Extract every line below that contains the word "JSON".

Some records

##########

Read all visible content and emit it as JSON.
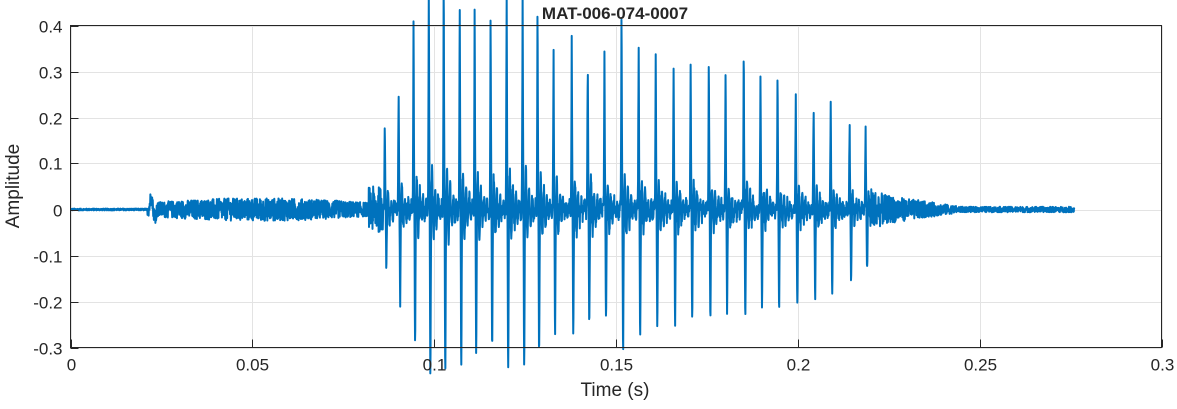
{
  "chart_data": {
    "type": "line",
    "title": "MAT-006-074-0007",
    "xlabel": "Time (s)",
    "ylabel": "Amplitude",
    "xlim": [
      0,
      0.3
    ],
    "ylim": [
      -0.3,
      0.4
    ],
    "xticks": [
      0,
      0.05,
      0.1,
      0.15,
      0.2,
      0.25,
      0.3
    ],
    "xtick_labels": [
      "0",
      "0.05",
      "0.1",
      "0.15",
      "0.2",
      "0.25",
      "0.3"
    ],
    "yticks": [
      -0.3,
      -0.2,
      -0.1,
      0,
      0.1,
      0.2,
      0.3,
      0.4
    ],
    "ytick_labels": [
      "-0.3",
      "-0.2",
      "-0.1",
      "0",
      "0.1",
      "0.2",
      "0.3",
      "0.4"
    ],
    "grid": true,
    "series_color": "#0072BD",
    "signal_end": 0.276,
    "noise_segment": {
      "start": 0.021,
      "end": 0.082,
      "amplitude": 0.025
    },
    "pulses": [
      {
        "t": 0.0864,
        "amp": 0.13
      },
      {
        "t": 0.0902,
        "amp": 0.2
      },
      {
        "t": 0.0943,
        "amp": 0.29
      },
      {
        "t": 0.0985,
        "amp": 0.35
      },
      {
        "t": 0.1026,
        "amp": 0.35
      },
      {
        "t": 0.107,
        "amp": 0.32
      },
      {
        "t": 0.1111,
        "amp": 0.31
      },
      {
        "t": 0.1155,
        "amp": 0.28
      },
      {
        "t": 0.1199,
        "amp": 0.34
      },
      {
        "t": 0.1243,
        "amp": 0.33
      },
      {
        "t": 0.1284,
        "amp": 0.31
      },
      {
        "t": 0.1328,
        "amp": 0.25
      },
      {
        "t": 0.1378,
        "amp": 0.27
      },
      {
        "t": 0.1422,
        "amp": 0.25
      },
      {
        "t": 0.1468,
        "amp": 0.24
      },
      {
        "t": 0.1515,
        "amp": 0.31
      },
      {
        "t": 0.1562,
        "amp": 0.28
      },
      {
        "t": 0.1609,
        "amp": 0.25
      },
      {
        "t": 0.1658,
        "amp": 0.24
      },
      {
        "t": 0.1705,
        "amp": 0.24
      },
      {
        "t": 0.1755,
        "amp": 0.23
      },
      {
        "t": 0.1801,
        "amp": 0.22
      },
      {
        "t": 0.1851,
        "amp": 0.24
      },
      {
        "t": 0.1897,
        "amp": 0.21
      },
      {
        "t": 0.1944,
        "amp": 0.21
      },
      {
        "t": 0.1994,
        "amp": 0.2
      },
      {
        "t": 0.2043,
        "amp": 0.19
      },
      {
        "t": 0.209,
        "amp": 0.18
      },
      {
        "t": 0.2142,
        "amp": 0.15
      },
      {
        "t": 0.2186,
        "amp": 0.13
      }
    ]
  }
}
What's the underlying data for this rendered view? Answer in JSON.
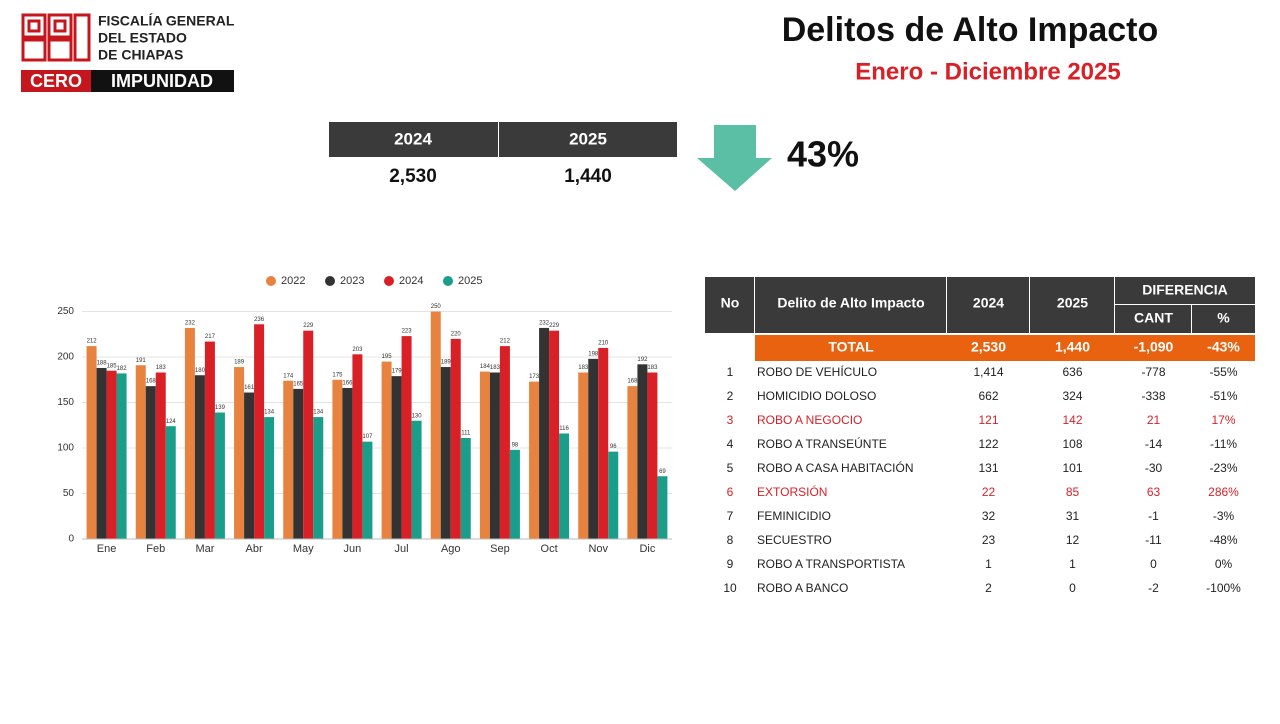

##########

◆ SOLUTION TO THIS EXERCISE:
Read all visible content and emit it as JSON.
What's the underlying data for this rendered view? Answer in JSON.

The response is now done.